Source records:
**********

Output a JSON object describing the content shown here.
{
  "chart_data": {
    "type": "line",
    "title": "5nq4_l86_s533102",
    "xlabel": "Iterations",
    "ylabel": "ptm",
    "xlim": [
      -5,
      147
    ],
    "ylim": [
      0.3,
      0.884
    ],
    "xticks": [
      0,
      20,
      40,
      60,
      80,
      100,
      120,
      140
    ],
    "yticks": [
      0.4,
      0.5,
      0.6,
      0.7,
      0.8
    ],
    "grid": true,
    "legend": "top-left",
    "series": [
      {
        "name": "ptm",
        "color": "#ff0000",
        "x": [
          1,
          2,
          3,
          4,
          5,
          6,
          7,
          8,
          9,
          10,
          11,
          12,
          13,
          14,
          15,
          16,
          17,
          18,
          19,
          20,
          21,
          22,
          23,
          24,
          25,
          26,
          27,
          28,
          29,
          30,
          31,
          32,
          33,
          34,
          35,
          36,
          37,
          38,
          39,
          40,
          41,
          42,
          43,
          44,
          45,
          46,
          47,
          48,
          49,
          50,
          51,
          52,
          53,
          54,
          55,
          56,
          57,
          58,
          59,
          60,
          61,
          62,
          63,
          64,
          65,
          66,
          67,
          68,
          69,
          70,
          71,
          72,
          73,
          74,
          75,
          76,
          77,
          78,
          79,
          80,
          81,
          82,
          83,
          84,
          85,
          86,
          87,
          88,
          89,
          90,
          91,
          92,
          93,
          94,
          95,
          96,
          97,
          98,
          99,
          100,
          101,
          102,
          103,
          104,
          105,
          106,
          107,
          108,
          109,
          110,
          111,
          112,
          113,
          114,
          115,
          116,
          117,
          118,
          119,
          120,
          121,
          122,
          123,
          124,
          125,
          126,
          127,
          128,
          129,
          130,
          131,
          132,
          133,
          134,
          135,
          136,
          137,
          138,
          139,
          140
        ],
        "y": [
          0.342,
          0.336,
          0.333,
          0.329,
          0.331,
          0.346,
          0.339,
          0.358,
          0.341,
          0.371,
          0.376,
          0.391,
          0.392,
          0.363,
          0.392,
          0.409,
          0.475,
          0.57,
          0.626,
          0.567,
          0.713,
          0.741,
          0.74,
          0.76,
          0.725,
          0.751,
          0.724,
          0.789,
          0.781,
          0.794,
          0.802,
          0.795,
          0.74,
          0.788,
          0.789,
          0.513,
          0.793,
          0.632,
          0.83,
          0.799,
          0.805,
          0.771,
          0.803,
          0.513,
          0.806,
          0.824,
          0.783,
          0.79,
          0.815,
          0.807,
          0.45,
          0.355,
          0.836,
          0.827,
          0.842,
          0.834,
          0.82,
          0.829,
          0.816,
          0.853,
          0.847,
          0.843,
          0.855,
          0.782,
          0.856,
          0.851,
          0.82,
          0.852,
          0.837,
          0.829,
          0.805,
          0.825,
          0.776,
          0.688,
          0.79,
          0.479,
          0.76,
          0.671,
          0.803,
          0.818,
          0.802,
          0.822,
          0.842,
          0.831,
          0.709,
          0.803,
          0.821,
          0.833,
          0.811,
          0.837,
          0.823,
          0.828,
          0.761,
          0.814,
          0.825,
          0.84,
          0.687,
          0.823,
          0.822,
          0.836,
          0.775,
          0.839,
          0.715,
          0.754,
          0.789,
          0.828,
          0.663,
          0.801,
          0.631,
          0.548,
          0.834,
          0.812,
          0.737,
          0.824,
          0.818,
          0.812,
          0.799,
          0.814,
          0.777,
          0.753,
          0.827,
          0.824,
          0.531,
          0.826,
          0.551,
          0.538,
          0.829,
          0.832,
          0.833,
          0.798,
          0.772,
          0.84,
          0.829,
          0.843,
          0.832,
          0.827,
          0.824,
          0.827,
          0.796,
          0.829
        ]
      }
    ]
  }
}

**********

Problem requirements:
Produce a verbatim transcription of the entries above.

Solution to this exercise:
Output a JSON object describing the content shown here.
{
  "chart_data": {
    "type": "line",
    "title": "5nq4_l86_s533102",
    "xlabel": "Iterations",
    "ylabel": "ptm",
    "xlim": [
      -5,
      147
    ],
    "ylim": [
      0.3,
      0.884
    ],
    "xticks": [
      0,
      20,
      40,
      60,
      80,
      100,
      120,
      140
    ],
    "yticks": [
      0.4,
      0.5,
      0.6,
      0.7,
      0.8
    ],
    "grid": true,
    "legend": "top-left",
    "series": [
      {
        "name": "ptm",
        "color": "#ff0000",
        "x": [
          1,
          2,
          3,
          4,
          5,
          6,
          7,
          8,
          9,
          10,
          11,
          12,
          13,
          14,
          15,
          16,
          17,
          18,
          19,
          20,
          21,
          22,
          23,
          24,
          25,
          26,
          27,
          28,
          29,
          30,
          31,
          32,
          33,
          34,
          35,
          36,
          37,
          38,
          39,
          40,
          41,
          42,
          43,
          44,
          45,
          46,
          47,
          48,
          49,
          50,
          51,
          52,
          53,
          54,
          55,
          56,
          57,
          58,
          59,
          60,
          61,
          62,
          63,
          64,
          65,
          66,
          67,
          68,
          69,
          70,
          71,
          72,
          73,
          74,
          75,
          76,
          77,
          78,
          79,
          80,
          81,
          82,
          83,
          84,
          85,
          86,
          87,
          88,
          89,
          90,
          91,
          92,
          93,
          94,
          95,
          96,
          97,
          98,
          99,
          100,
          101,
          102,
          103,
          104,
          105,
          106,
          107,
          108,
          109,
          110,
          111,
          112,
          113,
          114,
          115,
          116,
          117,
          118,
          119,
          120,
          121,
          122,
          123,
          124,
          125,
          126,
          127,
          128,
          129,
          130,
          131,
          132,
          133,
          134,
          135,
          136,
          137,
          138,
          139,
          140
        ],
        "y": [
          0.342,
          0.336,
          0.333,
          0.329,
          0.331,
          0.346,
          0.339,
          0.358,
          0.341,
          0.371,
          0.376,
          0.391,
          0.392,
          0.363,
          0.392,
          0.409,
          0.475,
          0.57,
          0.626,
          0.567,
          0.713,
          0.741,
          0.74,
          0.76,
          0.725,
          0.751,
          0.724,
          0.789,
          0.781,
          0.794,
          0.802,
          0.795,
          0.74,
          0.788,
          0.789,
          0.513,
          0.793,
          0.632,
          0.83,
          0.799,
          0.805,
          0.771,
          0.803,
          0.513,
          0.806,
          0.824,
          0.783,
          0.79,
          0.815,
          0.807,
          0.45,
          0.355,
          0.836,
          0.827,
          0.842,
          0.834,
          0.82,
          0.829,
          0.816,
          0.853,
          0.847,
          0.843,
          0.855,
          0.782,
          0.856,
          0.851,
          0.82,
          0.852,
          0.837,
          0.829,
          0.805,
          0.825,
          0.776,
          0.688,
          0.79,
          0.479,
          0.76,
          0.671,
          0.803,
          0.818,
          0.802,
          0.822,
          0.842,
          0.831,
          0.709,
          0.803,
          0.821,
          0.833,
          0.811,
          0.837,
          0.823,
          0.828,
          0.761,
          0.814,
          0.825,
          0.84,
          0.687,
          0.823,
          0.822,
          0.836,
          0.775,
          0.839,
          0.715,
          0.754,
          0.789,
          0.828,
          0.663,
          0.801,
          0.631,
          0.548,
          0.834,
          0.812,
          0.737,
          0.824,
          0.818,
          0.812,
          0.799,
          0.814,
          0.777,
          0.753,
          0.827,
          0.824,
          0.531,
          0.826,
          0.551,
          0.538,
          0.829,
          0.832,
          0.833,
          0.798,
          0.772,
          0.84,
          0.829,
          0.843,
          0.832,
          0.827,
          0.824,
          0.827,
          0.796,
          0.829
        ]
      }
    ]
  }
}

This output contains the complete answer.